**GIVEN INSTRUCTION**
Transcribe word for word the lines spanning the line with "Output the text content of this document." through the end of the records.

(Data listing)

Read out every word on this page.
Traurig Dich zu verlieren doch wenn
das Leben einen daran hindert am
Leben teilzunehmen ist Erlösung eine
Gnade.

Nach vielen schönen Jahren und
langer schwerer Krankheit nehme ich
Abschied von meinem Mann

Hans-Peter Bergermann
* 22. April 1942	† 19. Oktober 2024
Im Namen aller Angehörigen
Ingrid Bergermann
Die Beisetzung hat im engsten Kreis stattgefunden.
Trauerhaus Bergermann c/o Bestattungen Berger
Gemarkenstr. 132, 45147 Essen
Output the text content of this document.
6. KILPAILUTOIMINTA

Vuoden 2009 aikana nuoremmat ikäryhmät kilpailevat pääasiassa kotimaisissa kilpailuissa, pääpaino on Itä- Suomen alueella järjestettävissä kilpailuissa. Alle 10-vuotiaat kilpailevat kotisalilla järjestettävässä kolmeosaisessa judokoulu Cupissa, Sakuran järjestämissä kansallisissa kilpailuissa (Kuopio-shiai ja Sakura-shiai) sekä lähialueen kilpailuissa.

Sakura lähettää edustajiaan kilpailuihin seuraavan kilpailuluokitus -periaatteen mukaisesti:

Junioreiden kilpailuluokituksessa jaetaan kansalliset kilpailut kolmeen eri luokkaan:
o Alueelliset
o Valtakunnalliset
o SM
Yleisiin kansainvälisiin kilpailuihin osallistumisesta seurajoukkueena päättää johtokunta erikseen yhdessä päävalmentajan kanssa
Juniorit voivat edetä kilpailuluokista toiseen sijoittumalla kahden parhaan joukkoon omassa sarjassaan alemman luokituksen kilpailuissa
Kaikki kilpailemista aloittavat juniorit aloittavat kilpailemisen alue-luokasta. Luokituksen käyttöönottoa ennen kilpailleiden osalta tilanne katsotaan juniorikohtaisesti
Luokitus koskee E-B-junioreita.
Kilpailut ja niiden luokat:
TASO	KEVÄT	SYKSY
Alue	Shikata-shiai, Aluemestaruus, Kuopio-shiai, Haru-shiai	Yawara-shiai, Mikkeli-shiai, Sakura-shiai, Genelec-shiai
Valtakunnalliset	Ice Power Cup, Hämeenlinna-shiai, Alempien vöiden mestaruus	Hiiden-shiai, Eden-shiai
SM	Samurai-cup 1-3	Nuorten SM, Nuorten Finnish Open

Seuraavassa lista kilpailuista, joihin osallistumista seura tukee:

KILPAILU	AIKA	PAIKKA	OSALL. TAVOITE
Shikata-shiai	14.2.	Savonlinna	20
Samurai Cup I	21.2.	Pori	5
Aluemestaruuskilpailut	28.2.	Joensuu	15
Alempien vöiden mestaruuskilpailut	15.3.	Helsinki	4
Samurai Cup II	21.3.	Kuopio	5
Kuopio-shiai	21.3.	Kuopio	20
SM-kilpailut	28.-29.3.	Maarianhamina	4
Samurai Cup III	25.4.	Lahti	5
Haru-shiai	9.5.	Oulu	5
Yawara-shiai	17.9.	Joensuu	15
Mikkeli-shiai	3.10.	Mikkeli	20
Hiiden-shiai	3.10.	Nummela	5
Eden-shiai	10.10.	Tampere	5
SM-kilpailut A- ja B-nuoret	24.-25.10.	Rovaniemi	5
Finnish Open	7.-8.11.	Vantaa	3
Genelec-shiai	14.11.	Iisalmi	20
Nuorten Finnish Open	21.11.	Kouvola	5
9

**RESULT OF THIS TASK**
Output the text content of this document.
6. KILPAILUTOIMINTA

Vuoden 2009 aikana nuoremmat ikäryhmät kilpailevat pääasiassa kotimaisissa kilpailuissa, pääpaino on Itä- Suomen alueella järjestettävissä kilpailuissa. Alle 10-vuotiaat kilpailevat kotisalilla järjestettävässä kolmeosaisessa judokoulu Cupissa, Sakuran järjestämissä kansallisissa kilpailuissa (Kuopio-shiai ja Sakura-shiai) sekä lähialueen kilpailuissa.

Sakura lähettää edustajiaan kilpailuihin seuraavan kilpailuluokitus -periaatteen mukaisesti:

Junioreiden kilpailuluokituksessa jaetaan kansalliset kilpailut kolmeen eri luokkaan:
o Alueelliset
o Valtakunnalliset
o SM
Yleisiin kansainvälisiin kilpailuihin osallistumisesta seurajoukkueena päättää johtokunta erikseen yhdessä päävalmentajan kanssa
Juniorit voivat edetä kilpailuluokista toiseen sijoittumalla kahden parhaan joukkoon omassa sarjassaan alemman luokituksen kilpailuissa
Kaikki kilpailemista aloittavat juniorit aloittavat kilpailemisen alue-luokasta. Luokituksen käyttöönottoa ennen kilpailleiden osalta tilanne katsotaan juniorikohtaisesti
Luokitus koskee E-B-junioreita.
Kilpailut ja niiden luokat:
TASO	KEVÄT	SYKSY
Alue	Shikata-shiai, Aluemestaruus, Kuopio-shiai, Haru-shiai	Yawara-shiai, Mikkeli-shiai, Sakura-shiai, Genelec-shiai
Valtakunnalliset	Ice Power Cup, Hämeenlinna-shiai, Alempien vöiden mestaruus	Hiiden-shiai, Eden-shiai
SM	Samurai-cup 1-3	Nuorten SM, Nuorten Finnish Open

Seuraavassa lista kilpailuista, joihin osallistumista seura tukee:

KILPAILU	AIKA	PAIKKA	OSALL. TAVOITE
Shikata-shiai	14.2.	Savonlinna	20
Samurai Cup I	21.2.	Pori	5
Aluemestaruuskilpailut	28.2.	Joensuu	15
Alempien vöiden mestaruuskilpailut	15.3.	Helsinki	4
Samurai Cup II	21.3.	Kuopio	5
Kuopio-shiai	21.3.	Kuopio	20
SM-kilpailut	28.-29.3.	Maarianhamina	4
Samurai Cup III	25.4.	Lahti	5
Haru-shiai	9.5.	Oulu	5
Yawara-shiai	17.9.	Joensuu	15
Mikkeli-shiai	3.10.	Mikkeli	20
Hiiden-shiai	3.10.	Nummela	5
Eden-shiai	10.10.	Tampere	5
SM-kilpailut A- ja B-nuoret	24.-25.10.	Rovaniemi	5
Finnish Open	7.-8.11.	Vantaa	3
Genelec-shiai	14.11.	Iisalmi	20
Nuorten Finnish Open	21.11.	Kouvola	5
9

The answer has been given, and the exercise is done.